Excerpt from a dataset
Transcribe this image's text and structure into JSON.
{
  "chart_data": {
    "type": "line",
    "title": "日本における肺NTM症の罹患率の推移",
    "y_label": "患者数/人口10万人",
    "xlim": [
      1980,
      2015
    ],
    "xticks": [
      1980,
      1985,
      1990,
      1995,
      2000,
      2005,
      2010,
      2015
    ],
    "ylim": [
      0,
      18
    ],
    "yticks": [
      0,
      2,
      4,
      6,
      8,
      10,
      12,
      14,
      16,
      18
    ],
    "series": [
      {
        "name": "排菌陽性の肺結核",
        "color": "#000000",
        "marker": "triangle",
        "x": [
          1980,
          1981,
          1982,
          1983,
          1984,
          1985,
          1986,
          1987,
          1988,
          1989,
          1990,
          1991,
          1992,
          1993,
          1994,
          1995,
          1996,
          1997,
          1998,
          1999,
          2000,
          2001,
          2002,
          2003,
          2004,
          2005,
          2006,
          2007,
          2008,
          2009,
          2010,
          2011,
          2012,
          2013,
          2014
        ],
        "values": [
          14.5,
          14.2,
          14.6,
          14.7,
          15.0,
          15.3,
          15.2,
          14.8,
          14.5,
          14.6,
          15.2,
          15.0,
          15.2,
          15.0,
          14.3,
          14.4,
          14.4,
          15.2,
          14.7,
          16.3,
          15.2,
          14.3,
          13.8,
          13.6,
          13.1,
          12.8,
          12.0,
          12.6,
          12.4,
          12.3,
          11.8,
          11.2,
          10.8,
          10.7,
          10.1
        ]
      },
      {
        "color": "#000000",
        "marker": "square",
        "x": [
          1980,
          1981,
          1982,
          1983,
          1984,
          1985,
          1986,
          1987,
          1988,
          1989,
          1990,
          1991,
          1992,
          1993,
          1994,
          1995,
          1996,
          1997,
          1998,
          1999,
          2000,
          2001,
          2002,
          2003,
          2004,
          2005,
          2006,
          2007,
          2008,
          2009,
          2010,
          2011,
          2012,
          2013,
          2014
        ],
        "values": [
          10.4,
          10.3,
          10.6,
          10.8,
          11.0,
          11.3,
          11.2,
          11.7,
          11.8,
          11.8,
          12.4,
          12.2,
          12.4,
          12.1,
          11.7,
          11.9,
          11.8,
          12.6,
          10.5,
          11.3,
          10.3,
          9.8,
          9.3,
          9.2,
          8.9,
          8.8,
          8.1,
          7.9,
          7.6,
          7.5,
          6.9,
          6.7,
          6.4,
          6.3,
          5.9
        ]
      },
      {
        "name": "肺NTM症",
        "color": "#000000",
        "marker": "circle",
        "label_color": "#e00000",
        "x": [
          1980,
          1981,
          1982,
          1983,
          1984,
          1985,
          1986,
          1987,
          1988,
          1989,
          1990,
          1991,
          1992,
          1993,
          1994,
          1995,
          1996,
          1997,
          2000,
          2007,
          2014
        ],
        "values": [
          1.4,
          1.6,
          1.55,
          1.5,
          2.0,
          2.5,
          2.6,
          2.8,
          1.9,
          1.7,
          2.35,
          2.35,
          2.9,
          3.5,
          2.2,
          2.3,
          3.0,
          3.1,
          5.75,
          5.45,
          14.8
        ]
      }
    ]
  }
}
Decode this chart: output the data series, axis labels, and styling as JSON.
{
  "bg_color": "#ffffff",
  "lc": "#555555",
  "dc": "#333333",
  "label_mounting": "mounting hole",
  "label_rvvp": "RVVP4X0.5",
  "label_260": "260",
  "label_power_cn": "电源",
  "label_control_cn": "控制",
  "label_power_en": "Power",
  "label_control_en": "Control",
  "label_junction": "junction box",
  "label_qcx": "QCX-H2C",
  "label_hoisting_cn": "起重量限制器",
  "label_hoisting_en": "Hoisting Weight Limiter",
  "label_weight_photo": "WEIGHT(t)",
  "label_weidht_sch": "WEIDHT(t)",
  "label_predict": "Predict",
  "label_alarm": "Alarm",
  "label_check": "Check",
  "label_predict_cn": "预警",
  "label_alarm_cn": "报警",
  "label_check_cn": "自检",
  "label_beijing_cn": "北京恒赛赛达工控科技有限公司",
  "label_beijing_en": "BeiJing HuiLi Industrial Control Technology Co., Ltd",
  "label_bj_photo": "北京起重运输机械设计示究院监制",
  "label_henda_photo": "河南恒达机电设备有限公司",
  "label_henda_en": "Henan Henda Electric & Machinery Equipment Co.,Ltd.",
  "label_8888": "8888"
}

#### TO DO:
Nothing should be left out: repeat all of the data exactly.

#### RESULT OF THE TASK:
Transcribe this image's text and structure into JSON.
{
  "chart_data": {
    "type": "line",
    "title": "日本における肺NTM症の罹患率の推移",
    "y_label": "患者数/人口10万人",
    "xlim": [
      1980,
      2015
    ],
    "xticks": [
      1980,
      1985,
      1990,
      1995,
      2000,
      2005,
      2010,
      2015
    ],
    "ylim": [
      0,
      18
    ],
    "yticks": [
      0,
      2,
      4,
      6,
      8,
      10,
      12,
      14,
      16,
      18
    ],
    "series": [
      {
        "name": "排菌陽性の肺結核",
        "color": "#000000",
        "marker": "triangle",
        "x": [
          1980,
          1981,
          1982,
          1983,
          1984,
          1985,
          1986,
          1987,
          1988,
          1989,
          1990,
          1991,
          1992,
          1993,
          1994,
          1995,
          1996,
          1997,
          1998,
          1999,
          2000,
          2001,
          2002,
          2003,
          2004,
          2005,
          2006,
          2007,
          2008,
          2009,
          2010,
          2011,
          2012,
          2013,
          2014
        ],
        "values": [
          14.5,
          14.2,
          14.6,
          14.7,
          15.0,
          15.3,
          15.2,
          14.8,
          14.5,
          14.6,
          15.2,
          15.0,
          15.2,
          15.0,
          14.3,
          14.4,
          14.4,
          15.2,
          14.7,
          16.3,
          15.2,
          14.3,
          13.8,
          13.6,
          13.1,
          12.8,
          12.0,
          12.6,
          12.4,
          12.3,
          11.8,
          11.2,
          10.8,
          10.7,
          10.1
        ]
      },
      {
        "color": "#000000",
        "marker": "square",
        "x": [
          1980,
          1981,
          1982,
          1983,
          1984,
          1985,
          1986,
          1987,
          1988,
          1989,
          1990,
          1991,
          1992,
          1993,
          1994,
          1995,
          1996,
          1997,
          1998,
          1999,
          2000,
          2001,
          2002,
          2003,
          2004,
          2005,
          2006,
          2007,
          2008,
          2009,
          2010,
          2011,
          2012,
          2013,
          2014
        ],
        "values": [
          10.4,
          10.3,
          10.6,
          10.8,
          11.0,
          11.3,
          11.2,
          11.7,
          11.8,
          11.8,
          12.4,
          12.2,
          12.4,
          12.1,
          11.7,
          11.9,
          11.8,
          12.6,
          10.5,
          11.3,
          10.3,
          9.8,
          9.3,
          9.2,
          8.9,
          8.8,
          8.1,
          7.9,
          7.6,
          7.5,
          6.9,
          6.7,
          6.4,
          6.3,
          5.9
        ]
      },
      {
        "name": "肺NTM症",
        "color": "#000000",
        "marker": "circle",
        "label_color": "#e00000",
        "x": [
          1980,
          1981,
          1982,
          1983,
          1984,
          1985,
          1986,
          1987,
          1988,
          1989,
          1990,
          1991,
          1992,
          1993,
          1994,
          1995,
          1996,
          1997,
          2000,
          2007,
          2014
        ],
        "values": [
          1.4,
          1.6,
          1.55,
          1.5,
          2.0,
          2.5,
          2.6,
          2.8,
          1.9,
          1.7,
          2.35,
          2.35,
          2.9,
          3.5,
          2.2,
          2.3,
          3.0,
          3.1,
          5.75,
          5.45,
          14.8
        ]
      }
    ]
  }
}
Decode this chart: output the data series, axis labels, and styling as JSON.
{
  "bg_color": "#ffffff",
  "lc": "#555555",
  "dc": "#333333",
  "label_mounting": "mounting hole",
  "label_rvvp": "RVVP4X0.5",
  "label_260": "260",
  "label_power_cn": "电源",
  "label_control_cn": "控制",
  "label_power_en": "Power",
  "label_control_en": "Control",
  "label_junction": "junction box",
  "label_qcx": "QCX-H2C",
  "label_hoisting_cn": "起重量限制器",
  "label_hoisting_en": "Hoisting Weight Limiter",
  "label_weight_photo": "WEIGHT(t)",
  "label_weidht_sch": "WEIDHT(t)",
  "label_predict": "Predict",
  "label_alarm": "Alarm",
  "label_check": "Check",
  "label_predict_cn": "预警",
  "label_alarm_cn": "报警",
  "label_check_cn": "自检",
  "label_beijing_cn": "北京恒赛赛达工控科技有限公司",
  "label_beijing_en": "BeiJing HuiLi Industrial Control Technology Co., Ltd",
  "label_bj_photo": "北京起重运输机械设计示究院监制",
  "label_henda_photo": "河南恒达机电设备有限公司",
  "label_henda_en": "Henan Henda Electric & Machinery Equipment Co.,Ltd.",
  "label_8888": "8888"
}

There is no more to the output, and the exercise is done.